(Entries from a dataset)
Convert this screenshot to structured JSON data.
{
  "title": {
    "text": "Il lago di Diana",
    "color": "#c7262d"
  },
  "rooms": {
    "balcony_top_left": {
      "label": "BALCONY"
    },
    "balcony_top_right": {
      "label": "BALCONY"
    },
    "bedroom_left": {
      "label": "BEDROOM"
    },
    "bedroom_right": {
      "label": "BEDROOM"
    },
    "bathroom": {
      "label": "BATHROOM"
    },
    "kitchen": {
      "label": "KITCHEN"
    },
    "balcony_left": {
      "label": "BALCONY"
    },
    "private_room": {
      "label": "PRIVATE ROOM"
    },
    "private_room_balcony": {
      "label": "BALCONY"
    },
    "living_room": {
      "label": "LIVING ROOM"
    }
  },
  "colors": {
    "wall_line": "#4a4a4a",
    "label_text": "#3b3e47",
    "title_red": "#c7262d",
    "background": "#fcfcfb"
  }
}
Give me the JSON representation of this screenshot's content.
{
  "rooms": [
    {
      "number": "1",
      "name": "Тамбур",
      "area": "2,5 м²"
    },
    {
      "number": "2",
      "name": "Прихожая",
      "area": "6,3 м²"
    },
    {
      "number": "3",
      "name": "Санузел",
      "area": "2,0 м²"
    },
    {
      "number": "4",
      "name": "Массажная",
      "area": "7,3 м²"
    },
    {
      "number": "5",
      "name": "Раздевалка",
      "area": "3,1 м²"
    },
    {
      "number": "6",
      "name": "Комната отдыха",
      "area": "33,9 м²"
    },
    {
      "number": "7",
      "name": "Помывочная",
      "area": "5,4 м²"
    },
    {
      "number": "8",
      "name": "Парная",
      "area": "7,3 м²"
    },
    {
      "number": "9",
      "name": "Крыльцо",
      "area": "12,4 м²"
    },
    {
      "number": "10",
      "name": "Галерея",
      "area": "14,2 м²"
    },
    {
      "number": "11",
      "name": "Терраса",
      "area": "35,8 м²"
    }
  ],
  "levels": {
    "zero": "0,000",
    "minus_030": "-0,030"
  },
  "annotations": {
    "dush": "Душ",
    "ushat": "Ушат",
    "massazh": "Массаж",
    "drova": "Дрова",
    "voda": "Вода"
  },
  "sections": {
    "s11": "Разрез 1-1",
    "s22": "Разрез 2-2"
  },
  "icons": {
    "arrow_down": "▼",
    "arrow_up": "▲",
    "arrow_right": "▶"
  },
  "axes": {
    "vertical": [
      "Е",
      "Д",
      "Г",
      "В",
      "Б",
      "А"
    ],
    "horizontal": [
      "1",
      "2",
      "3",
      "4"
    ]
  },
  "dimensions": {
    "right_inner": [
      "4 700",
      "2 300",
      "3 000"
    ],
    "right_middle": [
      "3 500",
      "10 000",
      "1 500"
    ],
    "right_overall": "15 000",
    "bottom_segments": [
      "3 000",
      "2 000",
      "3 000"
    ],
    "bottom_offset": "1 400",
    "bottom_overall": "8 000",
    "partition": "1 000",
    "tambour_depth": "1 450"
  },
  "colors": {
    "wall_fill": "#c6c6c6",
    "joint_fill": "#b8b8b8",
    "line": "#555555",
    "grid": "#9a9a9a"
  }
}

> _WRITTEN PROBLEM_:
Copy every line above that includes the string "number".

> _WRITTEN RESPONSE_:
      "number": "1",
      "number": "2",
      "number": "3",
      "number": "4",
      "number": "5",
      "number": "6",
      "number": "7",
      "number": "8",
      "number": "9",
      "number": "10",
      "number": "11",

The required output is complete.